→ TASK TO COMPLETE:
Pick out each line of the records in which the word "conjunction" appears.

++++++++++++++++++++

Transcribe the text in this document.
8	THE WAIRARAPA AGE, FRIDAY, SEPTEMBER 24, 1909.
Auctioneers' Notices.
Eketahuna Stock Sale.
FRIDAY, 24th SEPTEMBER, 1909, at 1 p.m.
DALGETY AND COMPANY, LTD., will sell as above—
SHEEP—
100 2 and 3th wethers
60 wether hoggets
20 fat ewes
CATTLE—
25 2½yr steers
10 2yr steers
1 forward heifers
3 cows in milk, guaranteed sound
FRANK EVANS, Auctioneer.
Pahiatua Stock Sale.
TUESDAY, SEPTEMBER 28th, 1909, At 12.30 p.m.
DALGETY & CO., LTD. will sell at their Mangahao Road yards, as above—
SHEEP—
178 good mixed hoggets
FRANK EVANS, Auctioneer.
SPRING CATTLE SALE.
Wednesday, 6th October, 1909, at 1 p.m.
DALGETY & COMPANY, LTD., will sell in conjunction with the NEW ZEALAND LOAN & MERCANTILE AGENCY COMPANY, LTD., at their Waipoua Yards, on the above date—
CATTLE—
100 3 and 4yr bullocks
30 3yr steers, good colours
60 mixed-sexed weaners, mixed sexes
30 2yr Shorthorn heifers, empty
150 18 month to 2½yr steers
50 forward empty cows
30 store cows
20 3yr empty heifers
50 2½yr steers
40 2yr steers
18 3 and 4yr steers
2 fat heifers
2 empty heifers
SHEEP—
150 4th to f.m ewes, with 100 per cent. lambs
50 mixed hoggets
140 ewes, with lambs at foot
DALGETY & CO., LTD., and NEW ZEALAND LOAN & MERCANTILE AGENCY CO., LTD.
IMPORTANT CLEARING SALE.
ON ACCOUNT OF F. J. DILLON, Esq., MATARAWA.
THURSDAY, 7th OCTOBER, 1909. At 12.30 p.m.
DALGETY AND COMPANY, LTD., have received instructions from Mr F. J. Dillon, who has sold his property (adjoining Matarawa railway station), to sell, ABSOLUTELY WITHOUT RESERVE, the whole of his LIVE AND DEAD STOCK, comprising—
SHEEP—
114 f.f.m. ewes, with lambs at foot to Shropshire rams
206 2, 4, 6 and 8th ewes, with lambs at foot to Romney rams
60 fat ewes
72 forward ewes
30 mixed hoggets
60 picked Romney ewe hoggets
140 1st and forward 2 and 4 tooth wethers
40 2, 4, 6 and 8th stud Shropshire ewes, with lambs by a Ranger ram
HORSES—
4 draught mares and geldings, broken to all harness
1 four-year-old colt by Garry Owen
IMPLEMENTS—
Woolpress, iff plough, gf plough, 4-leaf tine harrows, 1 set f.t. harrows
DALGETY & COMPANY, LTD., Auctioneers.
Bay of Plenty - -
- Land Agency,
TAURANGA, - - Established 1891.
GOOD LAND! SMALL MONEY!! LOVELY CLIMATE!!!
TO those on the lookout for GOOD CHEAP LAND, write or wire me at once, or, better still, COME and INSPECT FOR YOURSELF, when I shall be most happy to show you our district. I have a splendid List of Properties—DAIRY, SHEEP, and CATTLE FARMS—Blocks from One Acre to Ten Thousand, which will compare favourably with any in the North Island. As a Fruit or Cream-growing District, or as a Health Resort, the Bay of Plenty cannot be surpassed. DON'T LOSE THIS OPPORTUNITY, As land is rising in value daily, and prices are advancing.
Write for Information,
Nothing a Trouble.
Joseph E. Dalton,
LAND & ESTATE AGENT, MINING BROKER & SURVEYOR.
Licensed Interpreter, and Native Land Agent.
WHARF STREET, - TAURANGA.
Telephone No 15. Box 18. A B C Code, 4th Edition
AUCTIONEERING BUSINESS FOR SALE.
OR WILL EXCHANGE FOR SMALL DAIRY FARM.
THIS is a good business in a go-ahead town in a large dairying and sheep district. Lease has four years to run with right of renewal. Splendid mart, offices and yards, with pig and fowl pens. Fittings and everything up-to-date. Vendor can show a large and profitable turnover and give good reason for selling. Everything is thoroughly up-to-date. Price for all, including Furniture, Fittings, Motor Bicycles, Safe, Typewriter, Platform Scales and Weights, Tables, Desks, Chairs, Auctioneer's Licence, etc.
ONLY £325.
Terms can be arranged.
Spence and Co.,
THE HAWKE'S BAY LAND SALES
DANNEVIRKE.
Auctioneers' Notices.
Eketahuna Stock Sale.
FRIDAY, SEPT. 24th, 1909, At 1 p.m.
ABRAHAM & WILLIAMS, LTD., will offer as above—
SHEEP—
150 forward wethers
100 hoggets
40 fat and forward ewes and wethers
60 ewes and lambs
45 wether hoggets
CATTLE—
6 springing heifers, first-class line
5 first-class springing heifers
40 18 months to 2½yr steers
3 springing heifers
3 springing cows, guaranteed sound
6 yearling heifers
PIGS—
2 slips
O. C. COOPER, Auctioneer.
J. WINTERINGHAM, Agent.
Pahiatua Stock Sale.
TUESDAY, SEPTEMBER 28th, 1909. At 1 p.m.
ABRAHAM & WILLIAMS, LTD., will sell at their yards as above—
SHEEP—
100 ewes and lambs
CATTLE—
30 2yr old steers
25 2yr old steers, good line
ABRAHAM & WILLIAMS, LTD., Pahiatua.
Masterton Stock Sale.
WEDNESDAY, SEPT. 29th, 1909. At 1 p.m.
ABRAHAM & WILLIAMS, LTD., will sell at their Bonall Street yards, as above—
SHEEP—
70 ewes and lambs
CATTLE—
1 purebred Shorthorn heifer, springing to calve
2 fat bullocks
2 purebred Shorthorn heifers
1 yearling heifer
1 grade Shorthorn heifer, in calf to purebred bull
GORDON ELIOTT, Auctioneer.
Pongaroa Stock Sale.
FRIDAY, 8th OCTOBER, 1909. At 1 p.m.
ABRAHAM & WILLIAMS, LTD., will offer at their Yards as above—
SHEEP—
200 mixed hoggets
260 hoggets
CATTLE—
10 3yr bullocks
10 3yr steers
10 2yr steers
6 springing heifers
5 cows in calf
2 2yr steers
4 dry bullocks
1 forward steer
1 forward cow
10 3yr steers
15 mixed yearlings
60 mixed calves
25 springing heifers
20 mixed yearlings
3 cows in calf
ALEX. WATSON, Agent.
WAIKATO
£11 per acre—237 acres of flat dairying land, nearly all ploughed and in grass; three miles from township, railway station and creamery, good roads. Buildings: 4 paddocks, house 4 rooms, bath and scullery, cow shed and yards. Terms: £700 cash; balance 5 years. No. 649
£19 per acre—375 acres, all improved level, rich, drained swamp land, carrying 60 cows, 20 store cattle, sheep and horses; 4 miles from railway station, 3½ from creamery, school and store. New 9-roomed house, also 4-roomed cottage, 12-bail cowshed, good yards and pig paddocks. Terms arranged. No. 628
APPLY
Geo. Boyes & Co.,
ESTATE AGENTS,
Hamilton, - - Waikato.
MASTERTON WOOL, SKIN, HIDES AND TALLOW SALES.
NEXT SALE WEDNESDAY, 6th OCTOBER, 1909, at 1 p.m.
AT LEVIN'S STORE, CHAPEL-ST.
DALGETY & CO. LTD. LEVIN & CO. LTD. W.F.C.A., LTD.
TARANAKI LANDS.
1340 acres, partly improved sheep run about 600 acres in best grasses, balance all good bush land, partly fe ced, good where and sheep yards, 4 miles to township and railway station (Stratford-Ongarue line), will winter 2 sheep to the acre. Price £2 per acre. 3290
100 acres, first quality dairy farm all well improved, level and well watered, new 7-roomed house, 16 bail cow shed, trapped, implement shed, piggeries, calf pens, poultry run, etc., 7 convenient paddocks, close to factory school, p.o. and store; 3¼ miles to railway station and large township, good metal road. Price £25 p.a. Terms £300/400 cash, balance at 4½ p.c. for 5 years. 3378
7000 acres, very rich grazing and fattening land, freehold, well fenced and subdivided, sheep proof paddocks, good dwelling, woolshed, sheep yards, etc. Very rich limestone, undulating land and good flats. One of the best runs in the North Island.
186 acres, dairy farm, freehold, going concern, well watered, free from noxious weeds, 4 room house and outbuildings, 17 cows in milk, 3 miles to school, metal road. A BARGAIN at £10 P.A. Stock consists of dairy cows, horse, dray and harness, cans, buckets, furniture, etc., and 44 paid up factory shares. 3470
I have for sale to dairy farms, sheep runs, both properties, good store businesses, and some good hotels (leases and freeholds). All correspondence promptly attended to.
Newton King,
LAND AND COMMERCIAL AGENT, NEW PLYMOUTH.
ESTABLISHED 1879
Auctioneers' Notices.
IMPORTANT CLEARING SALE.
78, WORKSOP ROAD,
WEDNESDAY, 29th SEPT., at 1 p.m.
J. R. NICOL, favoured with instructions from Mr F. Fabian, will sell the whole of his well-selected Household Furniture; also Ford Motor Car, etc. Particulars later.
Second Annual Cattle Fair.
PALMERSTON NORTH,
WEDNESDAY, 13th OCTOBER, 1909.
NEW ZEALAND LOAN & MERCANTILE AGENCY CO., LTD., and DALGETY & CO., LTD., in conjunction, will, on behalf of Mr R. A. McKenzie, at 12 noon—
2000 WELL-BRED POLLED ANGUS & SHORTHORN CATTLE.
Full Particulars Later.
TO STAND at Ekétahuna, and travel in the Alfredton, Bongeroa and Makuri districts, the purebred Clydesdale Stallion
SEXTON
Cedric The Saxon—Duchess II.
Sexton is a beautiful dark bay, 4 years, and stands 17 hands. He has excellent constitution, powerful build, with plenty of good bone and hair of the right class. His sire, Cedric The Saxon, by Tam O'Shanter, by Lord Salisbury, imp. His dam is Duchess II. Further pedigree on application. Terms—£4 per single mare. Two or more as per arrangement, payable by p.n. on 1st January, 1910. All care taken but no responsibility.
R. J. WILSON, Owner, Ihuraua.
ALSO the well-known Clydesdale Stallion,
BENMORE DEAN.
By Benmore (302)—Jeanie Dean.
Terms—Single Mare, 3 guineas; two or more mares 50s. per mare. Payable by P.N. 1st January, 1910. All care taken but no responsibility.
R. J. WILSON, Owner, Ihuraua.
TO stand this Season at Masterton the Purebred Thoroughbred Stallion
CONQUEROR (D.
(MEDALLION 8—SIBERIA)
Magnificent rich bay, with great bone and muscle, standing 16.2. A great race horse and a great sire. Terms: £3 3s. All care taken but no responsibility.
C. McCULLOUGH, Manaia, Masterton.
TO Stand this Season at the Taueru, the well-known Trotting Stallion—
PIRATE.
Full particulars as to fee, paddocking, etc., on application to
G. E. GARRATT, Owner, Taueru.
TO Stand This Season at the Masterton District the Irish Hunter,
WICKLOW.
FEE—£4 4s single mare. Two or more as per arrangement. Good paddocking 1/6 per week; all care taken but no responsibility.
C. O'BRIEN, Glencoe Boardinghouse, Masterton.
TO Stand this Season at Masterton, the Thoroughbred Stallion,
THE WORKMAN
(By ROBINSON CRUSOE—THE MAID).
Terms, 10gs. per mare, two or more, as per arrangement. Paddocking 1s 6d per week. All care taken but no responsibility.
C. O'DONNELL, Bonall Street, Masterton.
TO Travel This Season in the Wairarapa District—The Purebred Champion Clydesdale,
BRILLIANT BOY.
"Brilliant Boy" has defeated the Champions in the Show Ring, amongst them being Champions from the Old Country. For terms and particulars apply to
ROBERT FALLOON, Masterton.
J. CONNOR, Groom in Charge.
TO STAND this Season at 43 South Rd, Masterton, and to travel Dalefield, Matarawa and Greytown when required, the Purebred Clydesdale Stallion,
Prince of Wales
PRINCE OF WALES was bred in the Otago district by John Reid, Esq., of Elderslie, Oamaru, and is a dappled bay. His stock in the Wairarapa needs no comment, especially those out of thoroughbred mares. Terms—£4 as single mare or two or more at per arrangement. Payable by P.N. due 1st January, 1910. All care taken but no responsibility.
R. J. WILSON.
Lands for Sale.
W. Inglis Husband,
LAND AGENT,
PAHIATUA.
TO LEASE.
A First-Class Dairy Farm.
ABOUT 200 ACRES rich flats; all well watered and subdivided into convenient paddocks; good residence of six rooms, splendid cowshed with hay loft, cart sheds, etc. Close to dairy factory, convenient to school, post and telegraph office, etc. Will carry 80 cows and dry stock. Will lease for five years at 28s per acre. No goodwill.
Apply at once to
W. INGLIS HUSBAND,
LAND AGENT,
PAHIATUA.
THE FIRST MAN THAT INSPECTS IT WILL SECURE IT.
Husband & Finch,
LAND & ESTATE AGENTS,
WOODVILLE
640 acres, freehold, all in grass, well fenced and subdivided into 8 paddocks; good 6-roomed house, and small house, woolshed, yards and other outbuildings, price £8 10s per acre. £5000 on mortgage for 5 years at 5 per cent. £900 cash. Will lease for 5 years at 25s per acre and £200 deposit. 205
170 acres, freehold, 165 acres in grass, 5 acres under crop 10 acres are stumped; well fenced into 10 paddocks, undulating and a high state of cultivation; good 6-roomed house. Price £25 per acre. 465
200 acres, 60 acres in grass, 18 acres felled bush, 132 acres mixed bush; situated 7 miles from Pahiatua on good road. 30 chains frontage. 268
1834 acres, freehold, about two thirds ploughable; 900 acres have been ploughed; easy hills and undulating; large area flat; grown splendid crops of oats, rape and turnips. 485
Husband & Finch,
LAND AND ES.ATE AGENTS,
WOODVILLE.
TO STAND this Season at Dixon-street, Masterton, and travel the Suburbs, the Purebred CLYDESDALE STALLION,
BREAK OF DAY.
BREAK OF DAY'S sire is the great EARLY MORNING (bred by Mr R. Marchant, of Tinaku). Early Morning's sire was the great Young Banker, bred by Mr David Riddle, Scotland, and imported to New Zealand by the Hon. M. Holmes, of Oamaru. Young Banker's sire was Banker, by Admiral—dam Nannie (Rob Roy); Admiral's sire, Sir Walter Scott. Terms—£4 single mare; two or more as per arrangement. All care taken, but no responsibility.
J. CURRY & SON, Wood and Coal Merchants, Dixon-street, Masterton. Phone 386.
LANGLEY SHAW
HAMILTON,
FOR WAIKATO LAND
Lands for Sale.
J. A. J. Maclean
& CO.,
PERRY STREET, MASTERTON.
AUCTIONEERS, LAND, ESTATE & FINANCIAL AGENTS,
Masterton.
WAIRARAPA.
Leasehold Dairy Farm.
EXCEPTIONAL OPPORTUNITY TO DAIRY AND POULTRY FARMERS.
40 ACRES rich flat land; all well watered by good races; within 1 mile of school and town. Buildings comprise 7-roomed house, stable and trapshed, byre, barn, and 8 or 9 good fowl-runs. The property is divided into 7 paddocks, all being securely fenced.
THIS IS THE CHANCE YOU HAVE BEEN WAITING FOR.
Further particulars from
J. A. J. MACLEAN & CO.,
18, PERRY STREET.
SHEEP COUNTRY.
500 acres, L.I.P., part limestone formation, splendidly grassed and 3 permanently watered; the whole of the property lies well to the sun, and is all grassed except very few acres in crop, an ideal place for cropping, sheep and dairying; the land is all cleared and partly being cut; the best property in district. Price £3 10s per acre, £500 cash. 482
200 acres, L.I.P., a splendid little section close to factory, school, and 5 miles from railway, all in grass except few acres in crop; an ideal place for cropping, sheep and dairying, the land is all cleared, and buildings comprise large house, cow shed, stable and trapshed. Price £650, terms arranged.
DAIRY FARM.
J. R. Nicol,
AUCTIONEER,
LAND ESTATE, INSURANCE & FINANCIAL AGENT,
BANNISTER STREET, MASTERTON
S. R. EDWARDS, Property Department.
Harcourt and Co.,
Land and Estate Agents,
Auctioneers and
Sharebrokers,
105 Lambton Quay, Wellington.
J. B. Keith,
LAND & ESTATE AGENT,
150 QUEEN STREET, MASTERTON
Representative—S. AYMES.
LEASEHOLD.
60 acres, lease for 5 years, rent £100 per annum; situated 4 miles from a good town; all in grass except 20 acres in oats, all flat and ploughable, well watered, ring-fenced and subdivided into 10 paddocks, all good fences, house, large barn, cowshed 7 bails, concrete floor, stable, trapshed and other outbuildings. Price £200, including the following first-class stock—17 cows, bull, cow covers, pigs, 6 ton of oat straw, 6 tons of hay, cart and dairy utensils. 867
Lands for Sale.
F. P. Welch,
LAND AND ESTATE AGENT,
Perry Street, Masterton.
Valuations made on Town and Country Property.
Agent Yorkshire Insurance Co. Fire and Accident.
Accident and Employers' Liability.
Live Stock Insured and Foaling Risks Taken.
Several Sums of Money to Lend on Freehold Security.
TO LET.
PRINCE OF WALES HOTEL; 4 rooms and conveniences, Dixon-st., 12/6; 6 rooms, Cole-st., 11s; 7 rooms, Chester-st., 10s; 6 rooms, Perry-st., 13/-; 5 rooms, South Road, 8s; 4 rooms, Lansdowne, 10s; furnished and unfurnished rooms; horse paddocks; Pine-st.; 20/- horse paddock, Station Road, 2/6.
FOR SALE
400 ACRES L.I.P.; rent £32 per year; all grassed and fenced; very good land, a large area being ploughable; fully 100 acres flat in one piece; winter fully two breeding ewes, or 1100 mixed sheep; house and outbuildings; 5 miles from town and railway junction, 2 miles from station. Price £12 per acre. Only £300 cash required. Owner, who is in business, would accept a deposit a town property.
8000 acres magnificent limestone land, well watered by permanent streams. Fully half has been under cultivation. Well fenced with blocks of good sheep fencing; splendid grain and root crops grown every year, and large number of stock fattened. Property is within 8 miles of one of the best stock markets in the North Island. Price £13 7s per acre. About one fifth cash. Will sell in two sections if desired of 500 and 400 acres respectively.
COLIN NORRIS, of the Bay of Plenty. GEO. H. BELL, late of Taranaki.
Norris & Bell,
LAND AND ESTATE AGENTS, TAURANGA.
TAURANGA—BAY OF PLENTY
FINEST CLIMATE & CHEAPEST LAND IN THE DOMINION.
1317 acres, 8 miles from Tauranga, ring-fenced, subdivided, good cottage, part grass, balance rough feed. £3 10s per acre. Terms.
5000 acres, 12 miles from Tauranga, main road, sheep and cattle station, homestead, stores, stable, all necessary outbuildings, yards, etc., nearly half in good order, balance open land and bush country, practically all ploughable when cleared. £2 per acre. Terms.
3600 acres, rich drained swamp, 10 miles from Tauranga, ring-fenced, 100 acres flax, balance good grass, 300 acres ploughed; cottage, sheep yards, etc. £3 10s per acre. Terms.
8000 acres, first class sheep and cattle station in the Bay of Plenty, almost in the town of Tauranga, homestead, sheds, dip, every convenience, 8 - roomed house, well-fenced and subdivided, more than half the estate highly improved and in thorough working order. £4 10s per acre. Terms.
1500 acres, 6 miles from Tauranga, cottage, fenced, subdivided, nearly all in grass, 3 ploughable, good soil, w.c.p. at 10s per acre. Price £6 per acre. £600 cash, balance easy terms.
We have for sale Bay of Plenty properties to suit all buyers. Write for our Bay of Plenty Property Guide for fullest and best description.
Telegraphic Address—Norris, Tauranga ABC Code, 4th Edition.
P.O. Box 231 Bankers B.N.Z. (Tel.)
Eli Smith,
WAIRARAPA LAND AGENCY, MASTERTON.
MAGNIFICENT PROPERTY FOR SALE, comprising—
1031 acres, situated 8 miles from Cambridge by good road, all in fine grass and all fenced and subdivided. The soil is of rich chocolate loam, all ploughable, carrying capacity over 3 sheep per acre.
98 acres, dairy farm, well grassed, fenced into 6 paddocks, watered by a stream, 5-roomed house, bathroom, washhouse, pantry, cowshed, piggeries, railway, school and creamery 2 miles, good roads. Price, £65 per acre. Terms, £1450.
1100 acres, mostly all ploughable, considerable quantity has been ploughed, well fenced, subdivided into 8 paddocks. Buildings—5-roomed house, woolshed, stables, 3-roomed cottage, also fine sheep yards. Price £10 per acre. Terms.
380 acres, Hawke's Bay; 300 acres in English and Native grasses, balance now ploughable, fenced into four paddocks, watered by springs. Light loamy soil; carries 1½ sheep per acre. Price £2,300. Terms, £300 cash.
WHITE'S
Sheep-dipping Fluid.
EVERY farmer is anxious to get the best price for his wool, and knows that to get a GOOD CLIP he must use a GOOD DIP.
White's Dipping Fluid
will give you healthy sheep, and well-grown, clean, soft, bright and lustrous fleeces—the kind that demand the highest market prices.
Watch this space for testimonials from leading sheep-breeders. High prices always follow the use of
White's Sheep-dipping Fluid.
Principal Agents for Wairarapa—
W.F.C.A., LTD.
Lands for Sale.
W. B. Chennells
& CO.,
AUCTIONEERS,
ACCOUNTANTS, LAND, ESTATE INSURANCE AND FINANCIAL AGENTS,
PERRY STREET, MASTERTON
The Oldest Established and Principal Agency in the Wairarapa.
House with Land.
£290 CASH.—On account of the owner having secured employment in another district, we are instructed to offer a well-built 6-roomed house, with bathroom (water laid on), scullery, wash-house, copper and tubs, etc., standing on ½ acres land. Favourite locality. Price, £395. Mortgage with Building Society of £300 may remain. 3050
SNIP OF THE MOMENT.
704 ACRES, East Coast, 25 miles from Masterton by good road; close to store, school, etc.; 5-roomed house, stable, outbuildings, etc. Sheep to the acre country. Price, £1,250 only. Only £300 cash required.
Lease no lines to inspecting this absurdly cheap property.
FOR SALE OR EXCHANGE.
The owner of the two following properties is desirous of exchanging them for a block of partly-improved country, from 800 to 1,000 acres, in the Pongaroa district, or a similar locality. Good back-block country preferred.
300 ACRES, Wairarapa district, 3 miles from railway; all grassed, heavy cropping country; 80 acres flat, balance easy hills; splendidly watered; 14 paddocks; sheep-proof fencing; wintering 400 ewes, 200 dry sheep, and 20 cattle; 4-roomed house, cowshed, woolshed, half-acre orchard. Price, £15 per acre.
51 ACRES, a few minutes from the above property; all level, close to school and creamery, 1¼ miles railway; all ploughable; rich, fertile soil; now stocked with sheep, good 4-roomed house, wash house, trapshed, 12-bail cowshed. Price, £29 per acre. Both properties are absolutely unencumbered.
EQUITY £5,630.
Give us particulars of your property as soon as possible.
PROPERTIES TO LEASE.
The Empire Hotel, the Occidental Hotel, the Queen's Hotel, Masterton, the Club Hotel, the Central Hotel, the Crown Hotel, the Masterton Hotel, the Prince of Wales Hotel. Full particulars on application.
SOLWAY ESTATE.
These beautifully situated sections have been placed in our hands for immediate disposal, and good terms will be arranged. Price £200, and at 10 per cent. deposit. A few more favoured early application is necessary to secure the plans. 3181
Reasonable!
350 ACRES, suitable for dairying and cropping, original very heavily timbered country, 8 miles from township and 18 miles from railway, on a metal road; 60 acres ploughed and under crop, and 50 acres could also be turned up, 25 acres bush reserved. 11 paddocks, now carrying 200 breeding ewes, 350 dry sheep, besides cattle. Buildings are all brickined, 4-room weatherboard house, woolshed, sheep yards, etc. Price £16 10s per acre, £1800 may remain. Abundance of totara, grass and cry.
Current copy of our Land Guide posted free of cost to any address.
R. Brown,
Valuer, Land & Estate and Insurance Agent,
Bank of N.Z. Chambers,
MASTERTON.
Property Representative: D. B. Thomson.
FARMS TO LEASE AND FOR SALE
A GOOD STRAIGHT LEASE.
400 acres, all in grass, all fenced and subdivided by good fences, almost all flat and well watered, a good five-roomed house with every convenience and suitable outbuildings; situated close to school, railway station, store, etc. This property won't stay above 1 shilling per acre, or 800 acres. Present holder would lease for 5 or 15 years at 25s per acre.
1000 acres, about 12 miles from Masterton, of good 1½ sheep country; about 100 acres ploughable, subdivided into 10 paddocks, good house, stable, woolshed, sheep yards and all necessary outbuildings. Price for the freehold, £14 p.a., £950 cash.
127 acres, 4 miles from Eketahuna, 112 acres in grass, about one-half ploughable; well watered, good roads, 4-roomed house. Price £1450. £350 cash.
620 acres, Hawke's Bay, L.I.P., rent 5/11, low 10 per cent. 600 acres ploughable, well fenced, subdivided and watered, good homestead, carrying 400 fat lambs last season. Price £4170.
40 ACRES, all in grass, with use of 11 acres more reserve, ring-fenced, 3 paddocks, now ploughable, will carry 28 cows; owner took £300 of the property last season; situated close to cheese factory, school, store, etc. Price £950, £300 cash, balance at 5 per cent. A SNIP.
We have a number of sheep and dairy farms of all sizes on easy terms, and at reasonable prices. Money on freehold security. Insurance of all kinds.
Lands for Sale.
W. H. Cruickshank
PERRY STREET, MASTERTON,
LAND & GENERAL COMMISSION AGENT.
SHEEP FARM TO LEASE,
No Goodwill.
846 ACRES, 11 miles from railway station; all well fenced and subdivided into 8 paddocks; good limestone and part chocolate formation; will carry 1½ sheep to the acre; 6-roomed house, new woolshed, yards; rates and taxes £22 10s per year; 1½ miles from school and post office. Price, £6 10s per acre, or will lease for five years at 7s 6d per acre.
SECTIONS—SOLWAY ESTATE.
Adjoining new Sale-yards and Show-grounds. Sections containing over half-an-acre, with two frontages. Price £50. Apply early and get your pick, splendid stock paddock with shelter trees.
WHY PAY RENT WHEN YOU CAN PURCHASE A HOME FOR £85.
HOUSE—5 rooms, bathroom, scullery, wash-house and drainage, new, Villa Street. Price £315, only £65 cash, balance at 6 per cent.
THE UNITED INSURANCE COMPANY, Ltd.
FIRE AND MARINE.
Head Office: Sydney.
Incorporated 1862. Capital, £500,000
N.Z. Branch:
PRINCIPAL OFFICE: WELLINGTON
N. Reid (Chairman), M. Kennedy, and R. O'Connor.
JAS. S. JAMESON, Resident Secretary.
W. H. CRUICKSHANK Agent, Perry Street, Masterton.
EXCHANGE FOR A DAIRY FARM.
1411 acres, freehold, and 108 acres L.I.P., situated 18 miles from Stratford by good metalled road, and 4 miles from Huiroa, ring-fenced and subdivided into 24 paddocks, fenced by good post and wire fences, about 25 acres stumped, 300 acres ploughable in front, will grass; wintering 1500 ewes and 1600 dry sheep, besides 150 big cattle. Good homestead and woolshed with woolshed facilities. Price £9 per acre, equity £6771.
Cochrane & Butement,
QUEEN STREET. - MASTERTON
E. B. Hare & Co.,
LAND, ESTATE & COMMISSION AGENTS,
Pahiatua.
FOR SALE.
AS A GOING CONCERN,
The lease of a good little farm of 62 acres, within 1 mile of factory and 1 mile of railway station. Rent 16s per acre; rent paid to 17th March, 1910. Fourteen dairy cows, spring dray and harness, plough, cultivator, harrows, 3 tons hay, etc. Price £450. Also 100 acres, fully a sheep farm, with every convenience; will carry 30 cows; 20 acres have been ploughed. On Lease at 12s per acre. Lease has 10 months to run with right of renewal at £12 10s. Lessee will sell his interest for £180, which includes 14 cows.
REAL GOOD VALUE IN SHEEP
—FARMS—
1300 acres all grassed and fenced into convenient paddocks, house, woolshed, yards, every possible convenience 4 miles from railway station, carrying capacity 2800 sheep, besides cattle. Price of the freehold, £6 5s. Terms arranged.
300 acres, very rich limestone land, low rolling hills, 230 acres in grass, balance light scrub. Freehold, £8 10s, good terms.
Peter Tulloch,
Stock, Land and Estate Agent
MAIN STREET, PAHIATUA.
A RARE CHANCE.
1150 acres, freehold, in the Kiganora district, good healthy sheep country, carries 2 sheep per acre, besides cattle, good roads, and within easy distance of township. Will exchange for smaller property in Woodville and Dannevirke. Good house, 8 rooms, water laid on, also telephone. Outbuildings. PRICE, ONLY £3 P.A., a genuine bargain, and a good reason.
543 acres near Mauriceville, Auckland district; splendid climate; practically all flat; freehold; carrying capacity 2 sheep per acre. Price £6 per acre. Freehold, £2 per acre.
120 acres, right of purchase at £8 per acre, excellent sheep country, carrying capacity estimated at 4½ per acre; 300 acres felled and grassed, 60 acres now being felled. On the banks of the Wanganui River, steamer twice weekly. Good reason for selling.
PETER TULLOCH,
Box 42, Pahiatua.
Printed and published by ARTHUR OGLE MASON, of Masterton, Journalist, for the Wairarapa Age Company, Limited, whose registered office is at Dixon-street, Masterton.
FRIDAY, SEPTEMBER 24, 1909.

++++++++++++++++++++

→ COMPLETE RESPONSE:
DALGETY & COMPANY, LTD., will sell in conjunction with the NEW ZEALAND LOAN & MERCANTILE AGENCY COMPANY, LTD., at their Waipoua Yards, on the above date—
NEW ZEALAND LOAN & MERCANTILE AGENCY CO., LTD., and DALGETY & CO., LTD., in conjunction, will, on behalf of Mr R. A. McKenzie, at 12 noon—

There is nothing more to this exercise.